WORK TO COMPLETE:
The complete listing should be restated exactly.

MATERIALS PROVIDED:
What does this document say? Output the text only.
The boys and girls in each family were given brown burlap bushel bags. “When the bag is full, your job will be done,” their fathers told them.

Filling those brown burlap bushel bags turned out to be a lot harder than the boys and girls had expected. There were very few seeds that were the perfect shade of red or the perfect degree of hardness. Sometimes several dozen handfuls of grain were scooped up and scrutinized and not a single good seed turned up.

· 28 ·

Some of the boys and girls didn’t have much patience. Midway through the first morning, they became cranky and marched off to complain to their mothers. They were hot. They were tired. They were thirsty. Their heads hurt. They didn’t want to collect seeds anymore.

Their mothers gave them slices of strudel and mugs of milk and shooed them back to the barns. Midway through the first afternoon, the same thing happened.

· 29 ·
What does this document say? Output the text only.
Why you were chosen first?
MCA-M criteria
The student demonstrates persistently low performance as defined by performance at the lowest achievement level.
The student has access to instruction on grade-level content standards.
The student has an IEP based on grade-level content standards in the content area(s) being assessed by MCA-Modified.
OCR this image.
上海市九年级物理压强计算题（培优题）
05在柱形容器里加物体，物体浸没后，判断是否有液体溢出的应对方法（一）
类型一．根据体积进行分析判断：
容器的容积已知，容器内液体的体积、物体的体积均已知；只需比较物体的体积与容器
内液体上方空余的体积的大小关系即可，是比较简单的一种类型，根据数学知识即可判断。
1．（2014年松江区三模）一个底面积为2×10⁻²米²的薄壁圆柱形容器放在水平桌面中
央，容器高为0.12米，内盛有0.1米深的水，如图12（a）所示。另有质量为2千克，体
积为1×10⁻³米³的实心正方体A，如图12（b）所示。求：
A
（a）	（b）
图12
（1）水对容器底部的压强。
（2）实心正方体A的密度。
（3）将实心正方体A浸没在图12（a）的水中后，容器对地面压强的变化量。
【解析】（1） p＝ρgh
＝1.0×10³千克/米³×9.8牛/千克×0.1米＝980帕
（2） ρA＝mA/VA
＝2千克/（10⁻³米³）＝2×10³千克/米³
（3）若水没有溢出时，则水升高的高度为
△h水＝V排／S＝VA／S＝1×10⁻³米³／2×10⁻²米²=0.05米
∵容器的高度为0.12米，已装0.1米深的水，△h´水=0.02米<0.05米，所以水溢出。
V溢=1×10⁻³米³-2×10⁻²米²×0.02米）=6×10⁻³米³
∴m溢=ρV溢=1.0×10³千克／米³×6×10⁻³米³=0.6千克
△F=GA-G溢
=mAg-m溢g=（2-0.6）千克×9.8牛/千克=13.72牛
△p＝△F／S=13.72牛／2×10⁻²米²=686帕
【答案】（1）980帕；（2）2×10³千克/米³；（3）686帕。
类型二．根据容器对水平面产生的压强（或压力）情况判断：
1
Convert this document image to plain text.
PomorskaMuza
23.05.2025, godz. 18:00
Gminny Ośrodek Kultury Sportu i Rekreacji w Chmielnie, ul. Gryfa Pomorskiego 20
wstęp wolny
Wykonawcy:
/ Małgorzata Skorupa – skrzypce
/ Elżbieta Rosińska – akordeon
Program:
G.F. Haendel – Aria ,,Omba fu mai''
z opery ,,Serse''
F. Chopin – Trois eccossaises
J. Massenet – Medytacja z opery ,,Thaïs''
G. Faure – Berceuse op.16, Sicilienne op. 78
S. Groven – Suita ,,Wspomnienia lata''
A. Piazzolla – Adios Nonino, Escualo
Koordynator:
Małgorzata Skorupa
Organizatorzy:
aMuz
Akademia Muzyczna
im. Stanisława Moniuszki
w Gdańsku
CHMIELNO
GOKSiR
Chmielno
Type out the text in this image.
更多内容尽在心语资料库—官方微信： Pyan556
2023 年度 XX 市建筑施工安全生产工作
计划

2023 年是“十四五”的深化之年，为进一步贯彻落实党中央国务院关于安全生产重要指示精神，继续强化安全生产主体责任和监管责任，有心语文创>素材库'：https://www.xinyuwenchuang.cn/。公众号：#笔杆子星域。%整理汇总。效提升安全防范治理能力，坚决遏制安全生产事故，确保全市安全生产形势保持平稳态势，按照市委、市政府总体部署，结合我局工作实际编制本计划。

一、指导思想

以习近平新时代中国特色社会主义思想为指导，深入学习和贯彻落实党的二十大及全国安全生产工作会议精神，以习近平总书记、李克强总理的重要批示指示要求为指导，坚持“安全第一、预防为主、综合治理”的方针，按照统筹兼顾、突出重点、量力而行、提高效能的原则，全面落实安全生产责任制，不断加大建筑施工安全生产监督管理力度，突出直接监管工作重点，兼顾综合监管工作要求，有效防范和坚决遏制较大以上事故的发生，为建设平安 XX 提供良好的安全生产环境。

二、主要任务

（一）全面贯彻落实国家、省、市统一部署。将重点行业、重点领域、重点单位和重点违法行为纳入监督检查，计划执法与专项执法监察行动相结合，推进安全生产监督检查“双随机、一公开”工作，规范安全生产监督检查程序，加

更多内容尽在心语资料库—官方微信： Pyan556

RESULT FOR THIS TASK:
What does this document say? Output the text only.
The boys and girls in each family were given brown burlap bushel bags. “When the bag is full, your job will be done,” their fathers told them.

Filling those brown burlap bushel bags turned out to be a lot harder than the boys and girls had expected. There were very few seeds that were the perfect shade of red or the perfect degree of hardness. Sometimes several dozen handfuls of grain were scooped up and scrutinized and not a single good seed turned up.

· 28 ·

Some of the boys and girls didn’t have much patience. Midway through the first morning, they became cranky and marched off to complain to their mothers. They were hot. They were tired. They were thirsty. Their heads hurt. They didn’t want to collect seeds anymore.

Their mothers gave them slices of strudel and mugs of milk and shooed them back to the barns. Midway through the first afternoon, the same thing happened.

· 29 ·
What does this document say? Output the text only.
Why you were chosen first?
MCA-M criteria
The student demonstrates persistently low performance as defined by performance at the lowest achievement level.
The student has access to instruction on grade-level content standards.
The student has an IEP based on grade-level content standards in the content area(s) being assessed by MCA-Modified.
OCR this image.
上海市九年级物理压强计算题（培优题）
05在柱形容器里加物体，物体浸没后，判断是否有液体溢出的应对方法（一）
类型一．根据体积进行分析判断：
容器的容积已知，容器内液体的体积、物体的体积均已知；只需比较物体的体积与容器
内液体上方空余的体积的大小关系即可，是比较简单的一种类型，根据数学知识即可判断。
1．（2014年松江区三模）一个底面积为2×10⁻²米²的薄壁圆柱形容器放在水平桌面中
央，容器高为0.12米，内盛有0.1米深的水，如图12（a）所示。另有质量为2千克，体
积为1×10⁻³米³的实心正方体A，如图12（b）所示。求：
A
（a）	（b）
图12
（1）水对容器底部的压强。
（2）实心正方体A的密度。
（3）将实心正方体A浸没在图12（a）的水中后，容器对地面压强的变化量。
【解析】（1） p＝ρgh
＝1.0×10³千克/米³×9.8牛/千克×0.1米＝980帕
（2） ρA＝mA/VA
＝2千克/（10⁻³米³）＝2×10³千克/米³
（3）若水没有溢出时，则水升高的高度为
△h水＝V排／S＝VA／S＝1×10⁻³米³／2×10⁻²米²=0.05米
∵容器的高度为0.12米，已装0.1米深的水，△h´水=0.02米<0.05米，所以水溢出。
V溢=1×10⁻³米³-2×10⁻²米²×0.02米）=6×10⁻³米³
∴m溢=ρV溢=1.0×10³千克／米³×6×10⁻³米³=0.6千克
△F=GA-G溢
=mAg-m溢g=（2-0.6）千克×9.8牛/千克=13.72牛
△p＝△F／S=13.72牛／2×10⁻²米²=686帕
【答案】（1）980帕；（2）2×10³千克/米³；（3）686帕。
类型二．根据容器对水平面产生的压强（或压力）情况判断：
1
Convert this document image to plain text.
PomorskaMuza
23.05.2025, godz. 18:00
Gminny Ośrodek Kultury Sportu i Rekreacji w Chmielnie, ul. Gryfa Pomorskiego 20
wstęp wolny
Wykonawcy:
/ Małgorzata Skorupa – skrzypce
/ Elżbieta Rosińska – akordeon
Program:
G.F. Haendel – Aria ,,Omba fu mai''
z opery ,,Serse''
F. Chopin – Trois eccossaises
J. Massenet – Medytacja z opery ,,Thaïs''
G. Faure – Berceuse op.16, Sicilienne op. 78
S. Groven – Suita ,,Wspomnienia lata''
A. Piazzolla – Adios Nonino, Escualo
Koordynator:
Małgorzata Skorupa
Organizatorzy:
aMuz
Akademia Muzyczna
im. Stanisława Moniuszki
w Gdańsku
CHMIELNO
GOKSiR
Chmielno
Type out the text in this image.
更多内容尽在心语资料库—官方微信： Pyan556
2023 年度 XX 市建筑施工安全生产工作
计划

2023 年是“十四五”的深化之年，为进一步贯彻落实党中央国务院关于安全生产重要指示精神，继续强化安全生产主体责任和监管责任，有心语文创>素材库'：https://www.xinyuwenchuang.cn/。公众号：#笔杆子星域。%整理汇总。效提升安全防范治理能力，坚决遏制安全生产事故，确保全市安全生产形势保持平稳态势，按照市委、市政府总体部署，结合我局工作实际编制本计划。

一、指导思想

以习近平新时代中国特色社会主义思想为指导，深入学习和贯彻落实党的二十大及全国安全生产工作会议精神，以习近平总书记、李克强总理的重要批示指示要求为指导，坚持“安全第一、预防为主、综合治理”的方针，按照统筹兼顾、突出重点、量力而行、提高效能的原则，全面落实安全生产责任制，不断加大建筑施工安全生产监督管理力度，突出直接监管工作重点，兼顾综合监管工作要求，有效防范和坚决遏制较大以上事故的发生，为建设平安 XX 提供良好的安全生产环境。

二、主要任务

（一）全面贯彻落实国家、省、市统一部署。将重点行业、重点领域、重点单位和重点违法行为纳入监督检查，计划执法与专项执法监察行动相结合，推进安全生产监督检查“双随机、一公开”工作，规范安全生产监督检查程序，加

更多内容尽在心语资料库—官方微信： Pyan556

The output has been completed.